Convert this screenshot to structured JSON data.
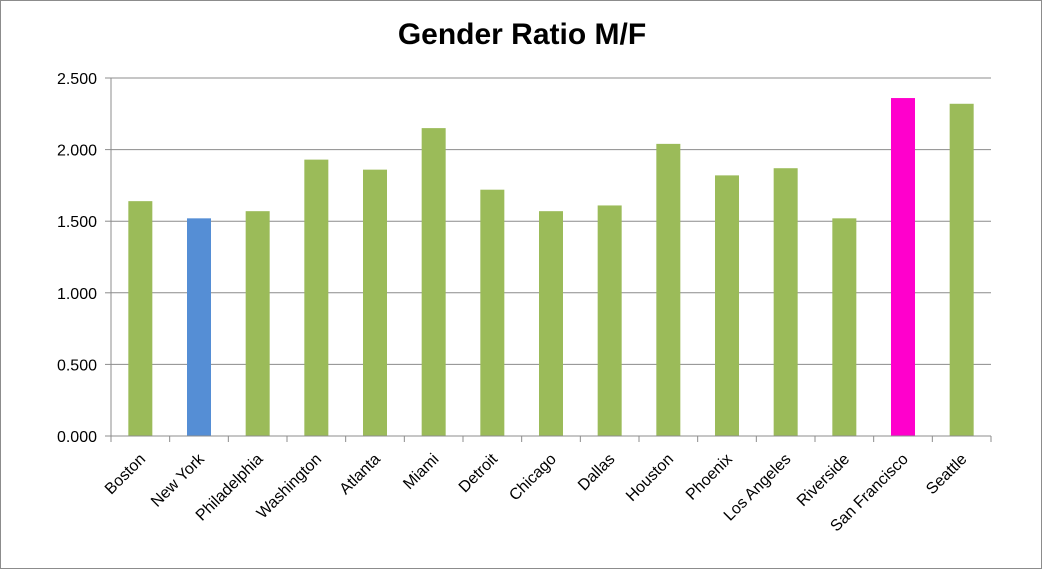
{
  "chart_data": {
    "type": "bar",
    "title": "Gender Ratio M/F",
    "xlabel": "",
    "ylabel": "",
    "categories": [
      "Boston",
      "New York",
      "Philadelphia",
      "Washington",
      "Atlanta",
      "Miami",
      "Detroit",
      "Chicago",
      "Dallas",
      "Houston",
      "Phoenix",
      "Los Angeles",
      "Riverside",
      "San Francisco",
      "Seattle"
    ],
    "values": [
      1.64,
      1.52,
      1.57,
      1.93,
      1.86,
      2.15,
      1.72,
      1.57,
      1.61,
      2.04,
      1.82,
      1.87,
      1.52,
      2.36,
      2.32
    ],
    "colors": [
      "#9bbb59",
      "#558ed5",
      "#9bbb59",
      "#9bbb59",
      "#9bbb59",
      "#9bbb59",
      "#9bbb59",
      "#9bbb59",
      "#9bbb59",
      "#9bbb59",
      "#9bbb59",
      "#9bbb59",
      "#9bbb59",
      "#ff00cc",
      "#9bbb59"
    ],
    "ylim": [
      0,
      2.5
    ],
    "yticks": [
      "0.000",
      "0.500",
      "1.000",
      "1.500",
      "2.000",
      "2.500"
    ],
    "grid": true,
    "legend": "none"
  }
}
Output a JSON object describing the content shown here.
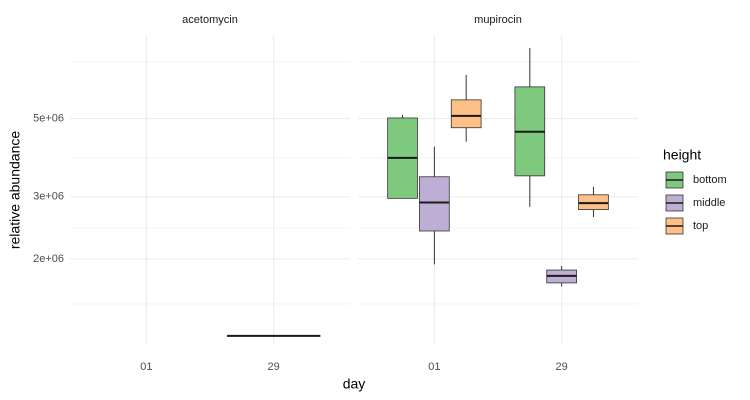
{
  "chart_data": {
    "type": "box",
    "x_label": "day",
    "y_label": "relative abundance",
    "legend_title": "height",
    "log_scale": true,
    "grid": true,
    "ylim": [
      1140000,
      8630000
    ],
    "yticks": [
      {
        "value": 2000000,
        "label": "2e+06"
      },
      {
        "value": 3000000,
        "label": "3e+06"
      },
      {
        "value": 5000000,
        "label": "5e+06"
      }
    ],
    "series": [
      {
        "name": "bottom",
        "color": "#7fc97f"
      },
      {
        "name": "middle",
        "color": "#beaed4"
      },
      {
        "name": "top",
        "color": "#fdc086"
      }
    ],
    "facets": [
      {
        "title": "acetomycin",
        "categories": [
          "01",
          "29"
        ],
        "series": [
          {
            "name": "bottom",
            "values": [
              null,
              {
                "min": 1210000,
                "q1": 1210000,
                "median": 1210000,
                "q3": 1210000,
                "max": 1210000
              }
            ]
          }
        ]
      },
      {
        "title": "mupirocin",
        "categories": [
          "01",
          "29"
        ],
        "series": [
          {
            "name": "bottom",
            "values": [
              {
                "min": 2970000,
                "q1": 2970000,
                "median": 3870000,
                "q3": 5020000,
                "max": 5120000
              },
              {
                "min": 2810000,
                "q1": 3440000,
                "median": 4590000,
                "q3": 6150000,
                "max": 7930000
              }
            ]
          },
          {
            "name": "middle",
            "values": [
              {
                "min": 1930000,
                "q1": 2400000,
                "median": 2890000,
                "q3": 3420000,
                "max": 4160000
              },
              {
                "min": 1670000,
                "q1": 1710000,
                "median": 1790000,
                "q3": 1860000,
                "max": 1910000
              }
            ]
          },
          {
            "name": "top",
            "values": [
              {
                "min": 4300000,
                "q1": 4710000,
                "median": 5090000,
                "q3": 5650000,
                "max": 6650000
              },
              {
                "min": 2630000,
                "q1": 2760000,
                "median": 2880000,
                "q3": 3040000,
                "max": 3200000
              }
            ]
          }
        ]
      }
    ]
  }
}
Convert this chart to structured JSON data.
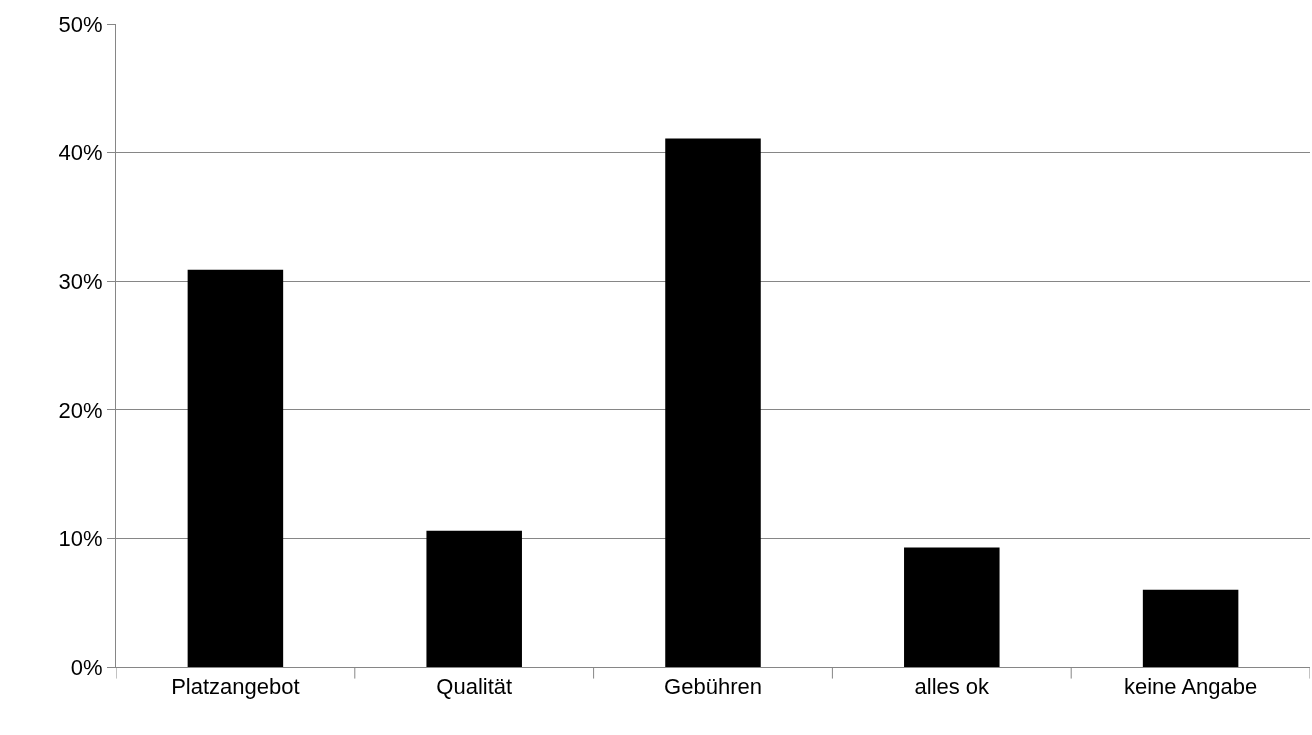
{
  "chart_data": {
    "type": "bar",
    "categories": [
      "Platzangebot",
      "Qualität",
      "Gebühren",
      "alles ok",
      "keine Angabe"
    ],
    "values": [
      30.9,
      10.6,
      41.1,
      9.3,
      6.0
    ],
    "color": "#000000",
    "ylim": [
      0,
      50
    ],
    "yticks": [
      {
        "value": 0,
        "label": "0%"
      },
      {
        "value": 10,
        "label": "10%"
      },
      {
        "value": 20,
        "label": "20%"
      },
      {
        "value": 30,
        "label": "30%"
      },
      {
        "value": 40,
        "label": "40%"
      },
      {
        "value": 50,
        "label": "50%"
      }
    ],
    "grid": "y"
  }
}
* * *
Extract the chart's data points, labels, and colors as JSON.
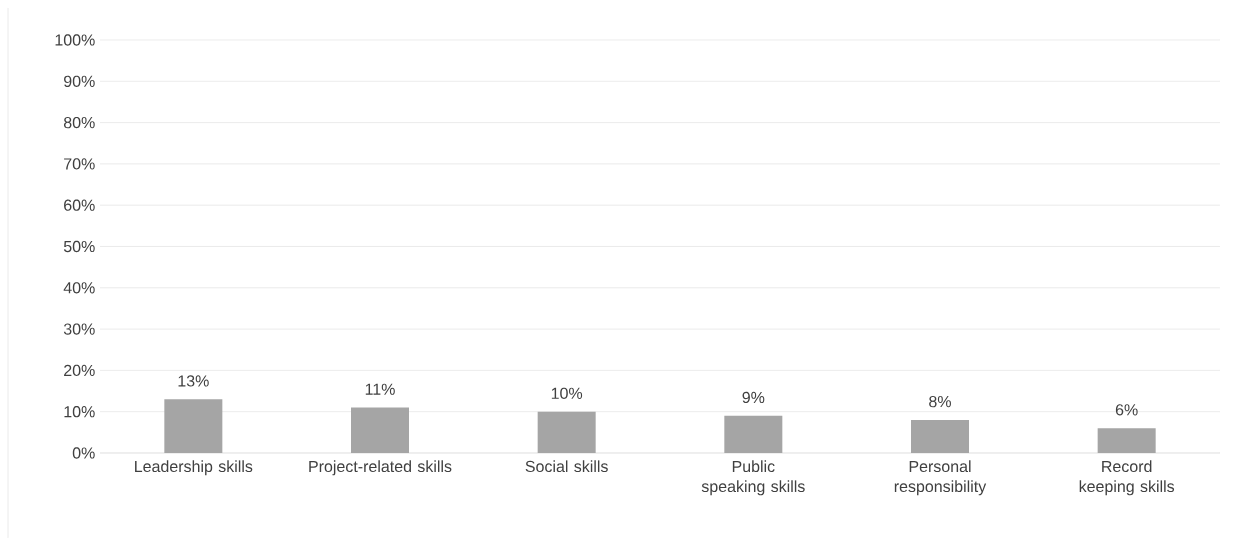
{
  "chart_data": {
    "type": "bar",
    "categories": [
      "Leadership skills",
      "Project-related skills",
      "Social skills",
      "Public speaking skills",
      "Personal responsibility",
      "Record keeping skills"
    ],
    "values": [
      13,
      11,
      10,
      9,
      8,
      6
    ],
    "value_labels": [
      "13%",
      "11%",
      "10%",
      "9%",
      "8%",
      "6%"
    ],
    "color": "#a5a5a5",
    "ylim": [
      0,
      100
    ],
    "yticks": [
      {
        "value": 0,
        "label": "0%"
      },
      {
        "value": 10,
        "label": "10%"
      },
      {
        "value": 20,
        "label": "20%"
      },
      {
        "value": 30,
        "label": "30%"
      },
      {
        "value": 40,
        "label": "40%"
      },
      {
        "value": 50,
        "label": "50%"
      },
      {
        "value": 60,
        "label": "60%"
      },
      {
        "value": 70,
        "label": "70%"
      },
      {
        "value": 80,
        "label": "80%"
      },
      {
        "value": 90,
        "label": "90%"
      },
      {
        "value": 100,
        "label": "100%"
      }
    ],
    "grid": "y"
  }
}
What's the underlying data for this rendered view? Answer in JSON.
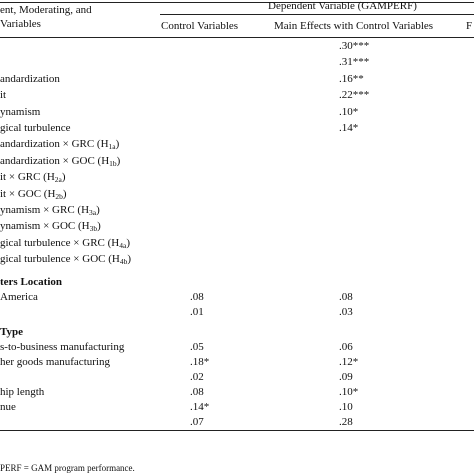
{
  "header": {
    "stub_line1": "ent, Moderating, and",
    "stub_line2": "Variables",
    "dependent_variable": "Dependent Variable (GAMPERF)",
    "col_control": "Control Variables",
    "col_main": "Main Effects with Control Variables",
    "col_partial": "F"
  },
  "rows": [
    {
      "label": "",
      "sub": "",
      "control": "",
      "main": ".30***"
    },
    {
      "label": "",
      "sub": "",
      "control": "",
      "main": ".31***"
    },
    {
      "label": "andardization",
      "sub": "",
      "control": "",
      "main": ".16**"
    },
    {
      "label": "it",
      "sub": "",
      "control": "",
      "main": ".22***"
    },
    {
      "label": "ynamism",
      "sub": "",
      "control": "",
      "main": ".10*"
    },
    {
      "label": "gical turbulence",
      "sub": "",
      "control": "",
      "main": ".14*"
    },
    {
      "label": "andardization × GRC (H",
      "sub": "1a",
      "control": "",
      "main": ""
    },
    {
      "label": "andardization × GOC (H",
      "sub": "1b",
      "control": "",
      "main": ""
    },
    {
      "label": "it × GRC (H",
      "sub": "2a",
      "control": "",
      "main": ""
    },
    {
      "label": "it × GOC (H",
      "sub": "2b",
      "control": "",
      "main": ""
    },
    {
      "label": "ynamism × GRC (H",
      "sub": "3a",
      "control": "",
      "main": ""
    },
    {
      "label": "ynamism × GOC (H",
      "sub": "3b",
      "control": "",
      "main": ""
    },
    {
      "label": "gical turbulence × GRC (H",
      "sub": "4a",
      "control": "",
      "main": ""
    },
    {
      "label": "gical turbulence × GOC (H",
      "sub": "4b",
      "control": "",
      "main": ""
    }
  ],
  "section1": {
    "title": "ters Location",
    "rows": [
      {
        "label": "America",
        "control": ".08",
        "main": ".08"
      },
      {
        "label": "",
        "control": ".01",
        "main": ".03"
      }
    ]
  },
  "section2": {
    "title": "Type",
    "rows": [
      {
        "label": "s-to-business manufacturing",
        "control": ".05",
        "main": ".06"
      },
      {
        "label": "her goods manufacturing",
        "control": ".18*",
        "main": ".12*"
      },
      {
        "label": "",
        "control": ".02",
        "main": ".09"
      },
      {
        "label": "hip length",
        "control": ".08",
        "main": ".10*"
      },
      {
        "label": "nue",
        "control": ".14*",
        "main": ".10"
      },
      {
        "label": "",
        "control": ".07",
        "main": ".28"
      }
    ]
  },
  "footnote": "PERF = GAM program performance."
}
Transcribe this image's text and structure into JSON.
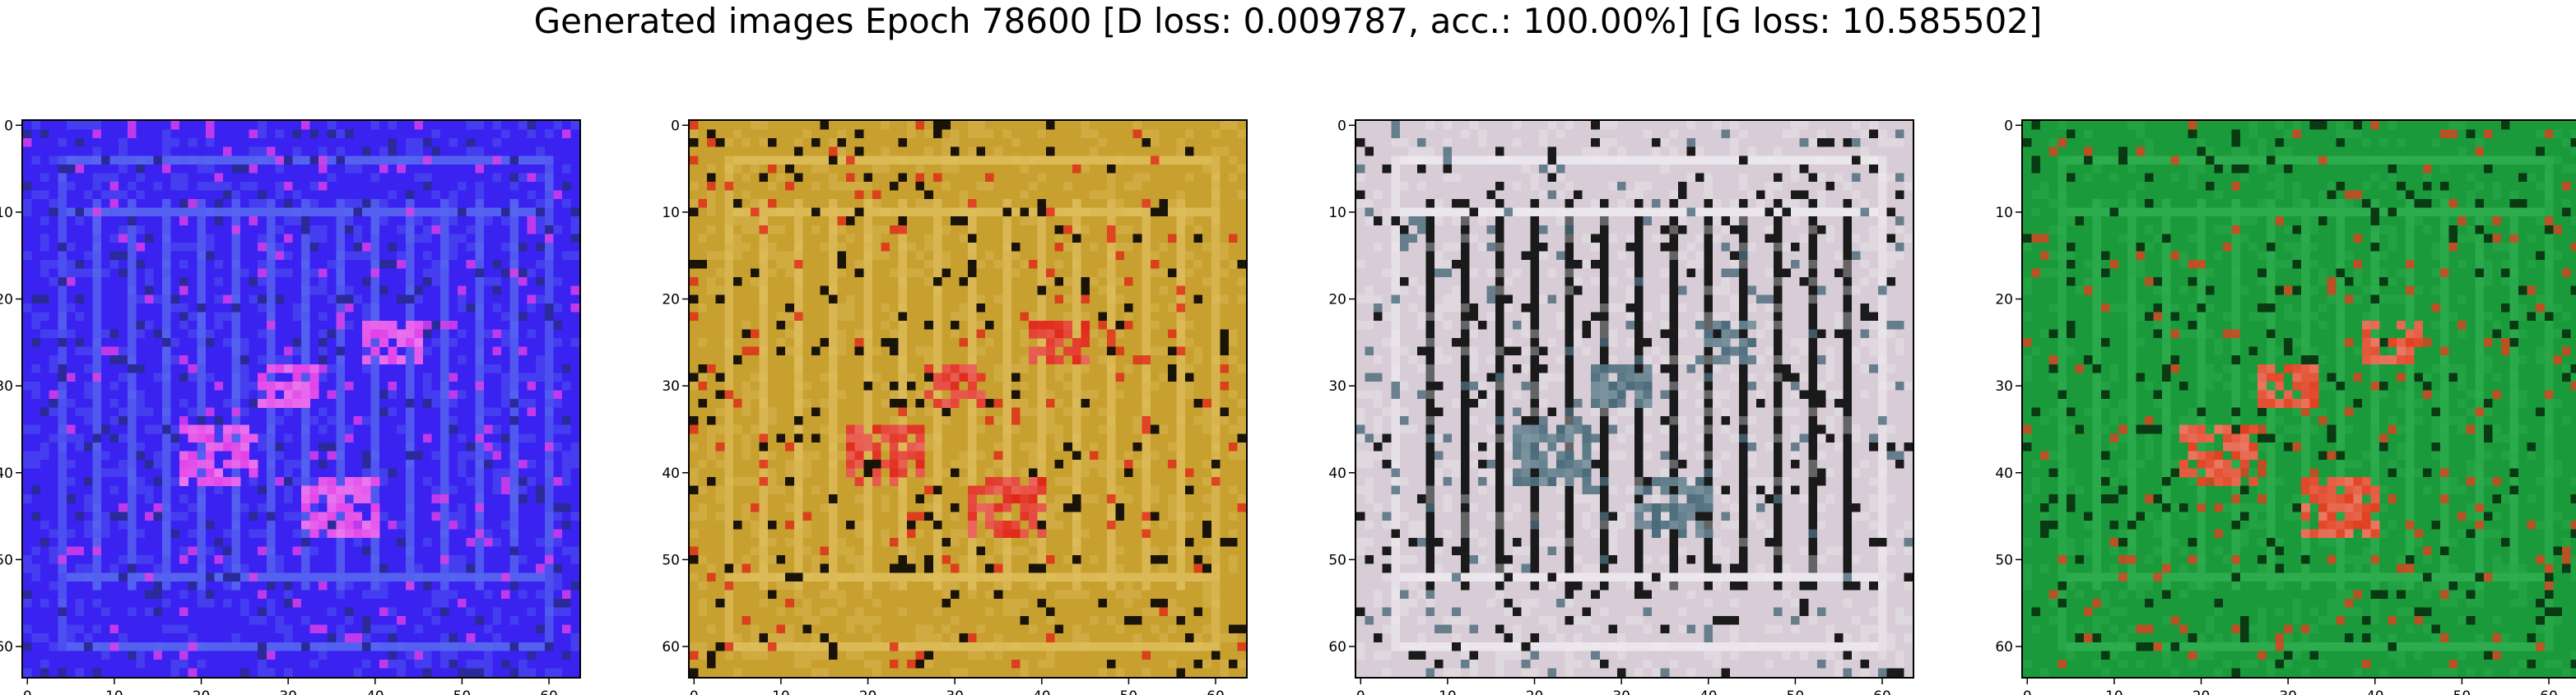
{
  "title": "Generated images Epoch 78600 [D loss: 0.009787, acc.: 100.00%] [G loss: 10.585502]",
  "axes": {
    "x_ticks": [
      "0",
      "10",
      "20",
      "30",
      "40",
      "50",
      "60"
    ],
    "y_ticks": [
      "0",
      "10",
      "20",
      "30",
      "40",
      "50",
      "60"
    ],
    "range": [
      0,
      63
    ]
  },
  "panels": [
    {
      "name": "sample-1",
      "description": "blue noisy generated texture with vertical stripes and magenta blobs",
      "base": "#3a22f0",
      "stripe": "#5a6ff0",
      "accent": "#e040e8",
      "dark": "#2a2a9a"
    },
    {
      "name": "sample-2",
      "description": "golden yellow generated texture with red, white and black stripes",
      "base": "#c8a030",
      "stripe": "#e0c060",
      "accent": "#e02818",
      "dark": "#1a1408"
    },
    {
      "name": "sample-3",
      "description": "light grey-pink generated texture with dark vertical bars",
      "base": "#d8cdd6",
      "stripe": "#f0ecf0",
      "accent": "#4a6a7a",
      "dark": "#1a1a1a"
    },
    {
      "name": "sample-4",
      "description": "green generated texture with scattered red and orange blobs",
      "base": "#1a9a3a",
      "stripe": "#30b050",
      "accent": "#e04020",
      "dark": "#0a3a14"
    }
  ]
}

**PROBLEM TO SOLVE**. Search the records above for "blobs". Copy each line where it is found.

**EXERCISE RESPONSE**.
      "description": "blue noisy generated texture with vertical stripes and magenta blobs",
      "description": "green generated texture with scattered red and orange blobs",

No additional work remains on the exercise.